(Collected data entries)
------------------------------------------------
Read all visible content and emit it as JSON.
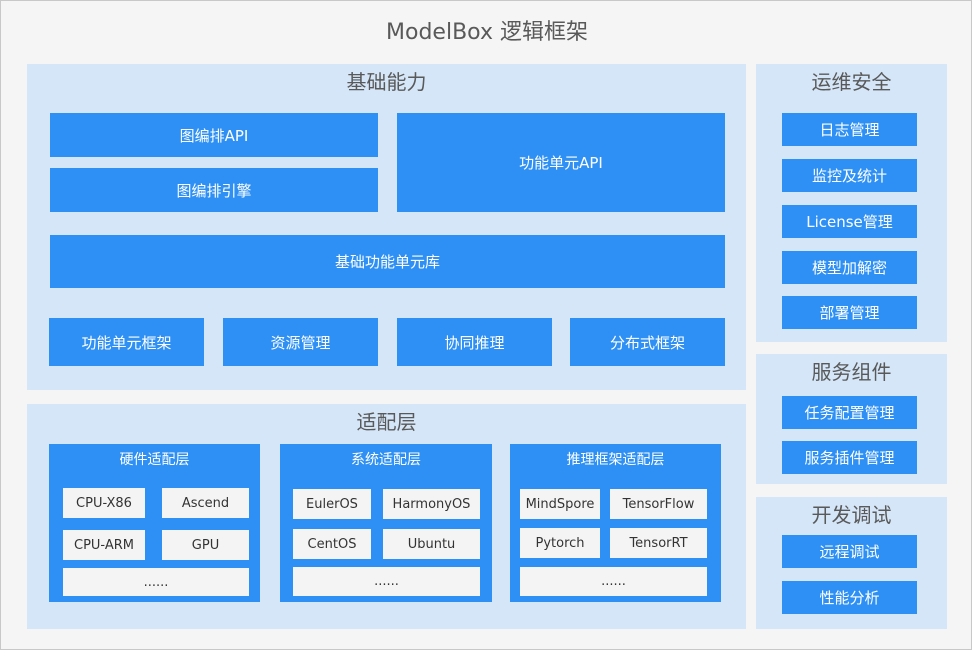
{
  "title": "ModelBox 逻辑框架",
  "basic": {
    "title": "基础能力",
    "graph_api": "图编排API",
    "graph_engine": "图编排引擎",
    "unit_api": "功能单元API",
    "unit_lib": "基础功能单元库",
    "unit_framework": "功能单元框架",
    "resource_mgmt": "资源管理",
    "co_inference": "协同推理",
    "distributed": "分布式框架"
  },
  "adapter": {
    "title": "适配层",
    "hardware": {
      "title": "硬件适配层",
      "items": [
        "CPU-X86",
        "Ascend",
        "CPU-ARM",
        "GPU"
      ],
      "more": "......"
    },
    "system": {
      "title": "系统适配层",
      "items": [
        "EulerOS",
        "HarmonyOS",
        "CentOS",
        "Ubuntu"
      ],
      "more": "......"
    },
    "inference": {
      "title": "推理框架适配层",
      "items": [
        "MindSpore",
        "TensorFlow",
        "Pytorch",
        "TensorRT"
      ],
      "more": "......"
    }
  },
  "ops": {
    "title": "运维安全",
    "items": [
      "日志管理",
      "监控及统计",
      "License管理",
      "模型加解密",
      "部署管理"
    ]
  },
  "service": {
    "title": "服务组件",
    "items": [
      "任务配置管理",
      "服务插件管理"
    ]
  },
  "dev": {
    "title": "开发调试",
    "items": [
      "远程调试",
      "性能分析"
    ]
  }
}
------------------------------------------------
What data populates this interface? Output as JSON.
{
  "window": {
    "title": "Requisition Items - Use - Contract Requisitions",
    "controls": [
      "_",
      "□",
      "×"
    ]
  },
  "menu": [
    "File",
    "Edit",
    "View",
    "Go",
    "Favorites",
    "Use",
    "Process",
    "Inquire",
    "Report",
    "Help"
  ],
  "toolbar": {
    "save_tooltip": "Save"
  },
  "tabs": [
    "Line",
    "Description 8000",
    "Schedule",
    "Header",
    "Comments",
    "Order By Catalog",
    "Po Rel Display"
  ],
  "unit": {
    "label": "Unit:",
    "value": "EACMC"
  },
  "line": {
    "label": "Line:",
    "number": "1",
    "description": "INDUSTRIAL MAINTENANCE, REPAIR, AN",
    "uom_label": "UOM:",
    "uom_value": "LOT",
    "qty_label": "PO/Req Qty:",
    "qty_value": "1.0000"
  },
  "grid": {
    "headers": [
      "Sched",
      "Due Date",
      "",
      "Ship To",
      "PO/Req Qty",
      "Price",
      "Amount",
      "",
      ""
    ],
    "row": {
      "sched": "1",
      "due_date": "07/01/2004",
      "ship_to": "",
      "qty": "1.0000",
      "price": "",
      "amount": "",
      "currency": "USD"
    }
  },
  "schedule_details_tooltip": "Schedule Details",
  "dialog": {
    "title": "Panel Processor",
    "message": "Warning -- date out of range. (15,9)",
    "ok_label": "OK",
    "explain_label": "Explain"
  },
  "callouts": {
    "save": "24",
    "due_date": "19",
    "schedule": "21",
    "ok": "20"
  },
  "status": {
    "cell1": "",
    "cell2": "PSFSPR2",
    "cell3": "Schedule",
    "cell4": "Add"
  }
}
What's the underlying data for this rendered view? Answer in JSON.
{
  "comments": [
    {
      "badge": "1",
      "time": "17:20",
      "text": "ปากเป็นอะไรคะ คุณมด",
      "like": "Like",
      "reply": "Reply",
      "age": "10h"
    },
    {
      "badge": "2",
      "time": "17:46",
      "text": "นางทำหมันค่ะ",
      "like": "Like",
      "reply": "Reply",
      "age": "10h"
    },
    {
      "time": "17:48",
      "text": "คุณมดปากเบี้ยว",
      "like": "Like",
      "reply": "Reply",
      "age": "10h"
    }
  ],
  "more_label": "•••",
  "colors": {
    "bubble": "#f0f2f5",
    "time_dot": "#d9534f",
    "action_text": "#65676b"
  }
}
------------------------------------------------
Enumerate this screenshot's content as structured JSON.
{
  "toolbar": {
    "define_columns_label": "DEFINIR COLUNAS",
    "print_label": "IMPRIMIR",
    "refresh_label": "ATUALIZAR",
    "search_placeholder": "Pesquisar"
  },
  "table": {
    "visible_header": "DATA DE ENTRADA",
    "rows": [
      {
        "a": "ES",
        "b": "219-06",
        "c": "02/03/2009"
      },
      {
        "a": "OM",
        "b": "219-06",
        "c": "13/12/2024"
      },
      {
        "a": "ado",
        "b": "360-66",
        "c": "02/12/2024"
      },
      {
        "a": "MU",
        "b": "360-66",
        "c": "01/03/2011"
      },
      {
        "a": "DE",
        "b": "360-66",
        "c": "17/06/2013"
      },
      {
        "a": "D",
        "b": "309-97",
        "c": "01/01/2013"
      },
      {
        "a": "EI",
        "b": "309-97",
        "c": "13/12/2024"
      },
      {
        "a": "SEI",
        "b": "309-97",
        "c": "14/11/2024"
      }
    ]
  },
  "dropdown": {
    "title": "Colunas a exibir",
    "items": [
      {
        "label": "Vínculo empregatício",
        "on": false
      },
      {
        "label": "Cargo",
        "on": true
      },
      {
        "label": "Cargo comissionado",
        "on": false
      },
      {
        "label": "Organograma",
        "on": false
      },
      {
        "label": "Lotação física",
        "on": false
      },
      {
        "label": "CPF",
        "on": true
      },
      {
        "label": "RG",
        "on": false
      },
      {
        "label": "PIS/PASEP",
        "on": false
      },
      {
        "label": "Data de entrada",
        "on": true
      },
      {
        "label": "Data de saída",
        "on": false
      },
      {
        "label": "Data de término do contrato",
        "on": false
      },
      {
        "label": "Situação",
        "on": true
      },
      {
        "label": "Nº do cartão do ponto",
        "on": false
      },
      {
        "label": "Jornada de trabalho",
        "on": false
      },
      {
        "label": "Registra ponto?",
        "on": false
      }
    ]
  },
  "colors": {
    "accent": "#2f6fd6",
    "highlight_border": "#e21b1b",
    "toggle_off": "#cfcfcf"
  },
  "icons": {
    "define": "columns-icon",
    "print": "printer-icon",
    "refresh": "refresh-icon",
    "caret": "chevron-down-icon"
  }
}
------------------------------------------------
_Objective_:
Return a copy of every line that includes the word "title".

_Task response_:
  "title": "ModelBox 逻辑框架",
    "title": "基础能力",
    "title": "适配层",
      "title": "硬件适配层",
      "title": "系统适配层",
      "title": "推理框架适配层",
    "title": "运维安全",
    "title": "服务组件",
    "title": "开发调试",
    "title": "Requisition Items - Use - Contract Requisitions",
    "title": "Panel Processor",
    "title": "Colunas a exibir",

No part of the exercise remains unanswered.